##### Material provided

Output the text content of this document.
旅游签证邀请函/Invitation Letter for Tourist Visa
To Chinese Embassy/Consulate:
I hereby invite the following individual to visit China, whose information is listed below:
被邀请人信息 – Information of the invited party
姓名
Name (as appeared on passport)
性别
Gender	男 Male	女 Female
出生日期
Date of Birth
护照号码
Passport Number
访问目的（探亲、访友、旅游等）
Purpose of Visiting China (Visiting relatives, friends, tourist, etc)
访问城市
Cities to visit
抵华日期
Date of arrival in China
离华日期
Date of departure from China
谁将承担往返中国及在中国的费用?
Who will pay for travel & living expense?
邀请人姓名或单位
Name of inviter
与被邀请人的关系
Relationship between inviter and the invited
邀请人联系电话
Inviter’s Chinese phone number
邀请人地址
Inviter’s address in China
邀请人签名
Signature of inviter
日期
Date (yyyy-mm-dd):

##########
##### Material provided

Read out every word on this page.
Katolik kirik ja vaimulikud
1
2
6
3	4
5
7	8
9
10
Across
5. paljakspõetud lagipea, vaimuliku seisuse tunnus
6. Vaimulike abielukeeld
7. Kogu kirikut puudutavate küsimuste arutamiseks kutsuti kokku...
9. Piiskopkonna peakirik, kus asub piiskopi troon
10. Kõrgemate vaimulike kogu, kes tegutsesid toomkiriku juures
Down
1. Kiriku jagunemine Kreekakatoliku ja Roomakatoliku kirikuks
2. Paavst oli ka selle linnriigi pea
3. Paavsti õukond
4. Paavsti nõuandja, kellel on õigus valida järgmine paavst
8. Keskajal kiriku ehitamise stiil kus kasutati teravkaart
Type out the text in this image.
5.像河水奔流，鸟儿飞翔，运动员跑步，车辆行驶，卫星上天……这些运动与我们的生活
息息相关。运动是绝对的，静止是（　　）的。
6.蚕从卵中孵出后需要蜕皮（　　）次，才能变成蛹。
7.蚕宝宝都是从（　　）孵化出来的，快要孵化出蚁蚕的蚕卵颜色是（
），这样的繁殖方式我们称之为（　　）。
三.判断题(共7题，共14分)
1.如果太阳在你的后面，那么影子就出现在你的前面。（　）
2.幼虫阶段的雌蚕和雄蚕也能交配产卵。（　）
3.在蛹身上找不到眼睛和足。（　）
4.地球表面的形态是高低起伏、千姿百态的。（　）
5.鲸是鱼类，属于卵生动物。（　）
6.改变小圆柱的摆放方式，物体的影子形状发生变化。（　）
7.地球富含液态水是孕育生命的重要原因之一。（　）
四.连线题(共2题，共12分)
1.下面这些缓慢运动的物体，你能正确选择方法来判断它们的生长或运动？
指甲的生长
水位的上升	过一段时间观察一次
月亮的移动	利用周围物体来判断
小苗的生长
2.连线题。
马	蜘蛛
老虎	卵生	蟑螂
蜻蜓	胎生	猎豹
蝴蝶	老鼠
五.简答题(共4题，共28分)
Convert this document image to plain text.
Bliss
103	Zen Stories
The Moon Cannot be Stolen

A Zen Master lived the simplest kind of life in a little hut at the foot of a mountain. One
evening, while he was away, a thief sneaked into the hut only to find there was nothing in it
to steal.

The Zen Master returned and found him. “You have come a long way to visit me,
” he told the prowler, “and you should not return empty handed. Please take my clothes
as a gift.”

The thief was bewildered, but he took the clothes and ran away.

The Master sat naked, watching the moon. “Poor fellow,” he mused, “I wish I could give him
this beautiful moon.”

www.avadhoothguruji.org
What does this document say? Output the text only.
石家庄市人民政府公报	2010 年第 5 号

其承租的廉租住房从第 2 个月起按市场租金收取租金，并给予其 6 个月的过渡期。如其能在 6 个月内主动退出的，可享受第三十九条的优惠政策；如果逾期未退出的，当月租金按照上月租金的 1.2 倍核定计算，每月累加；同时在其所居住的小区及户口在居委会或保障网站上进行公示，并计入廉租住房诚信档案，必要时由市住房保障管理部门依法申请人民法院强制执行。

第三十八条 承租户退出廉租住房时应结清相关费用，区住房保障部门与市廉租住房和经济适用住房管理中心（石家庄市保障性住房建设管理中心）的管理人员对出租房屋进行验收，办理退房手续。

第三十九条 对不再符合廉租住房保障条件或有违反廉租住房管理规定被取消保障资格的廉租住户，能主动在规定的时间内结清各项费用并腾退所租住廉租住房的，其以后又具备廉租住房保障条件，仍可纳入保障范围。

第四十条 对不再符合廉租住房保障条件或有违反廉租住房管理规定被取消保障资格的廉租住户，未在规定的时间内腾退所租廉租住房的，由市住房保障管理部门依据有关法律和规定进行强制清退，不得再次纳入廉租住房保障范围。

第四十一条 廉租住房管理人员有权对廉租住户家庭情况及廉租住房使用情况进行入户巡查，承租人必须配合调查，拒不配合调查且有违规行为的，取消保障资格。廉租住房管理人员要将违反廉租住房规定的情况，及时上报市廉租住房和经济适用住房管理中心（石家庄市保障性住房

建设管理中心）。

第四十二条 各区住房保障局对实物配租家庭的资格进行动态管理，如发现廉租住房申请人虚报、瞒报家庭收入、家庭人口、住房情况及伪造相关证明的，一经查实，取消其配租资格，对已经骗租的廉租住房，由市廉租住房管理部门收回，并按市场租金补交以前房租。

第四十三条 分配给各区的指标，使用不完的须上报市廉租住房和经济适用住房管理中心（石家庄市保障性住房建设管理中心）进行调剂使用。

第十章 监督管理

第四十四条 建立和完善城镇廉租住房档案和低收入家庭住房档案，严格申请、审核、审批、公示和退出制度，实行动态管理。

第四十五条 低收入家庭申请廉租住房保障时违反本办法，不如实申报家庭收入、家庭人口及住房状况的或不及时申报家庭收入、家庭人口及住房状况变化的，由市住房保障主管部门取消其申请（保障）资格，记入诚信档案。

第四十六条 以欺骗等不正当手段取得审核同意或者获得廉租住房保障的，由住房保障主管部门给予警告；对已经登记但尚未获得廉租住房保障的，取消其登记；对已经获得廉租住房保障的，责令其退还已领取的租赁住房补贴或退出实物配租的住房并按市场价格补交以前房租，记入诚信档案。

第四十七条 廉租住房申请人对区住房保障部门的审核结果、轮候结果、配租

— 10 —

##########

* What the task asks
Which lines in the records above contain the string "Master"? Copy each one.

* Answer in full
A Zen Master lived the simplest kind of life in a little hut at the foot of a mountain. One
The Zen Master returned and found him. “You have come a long way to visit me,
The Master sat naked, watching the moon. “Poor fellow,” he mused, “I wish I could give him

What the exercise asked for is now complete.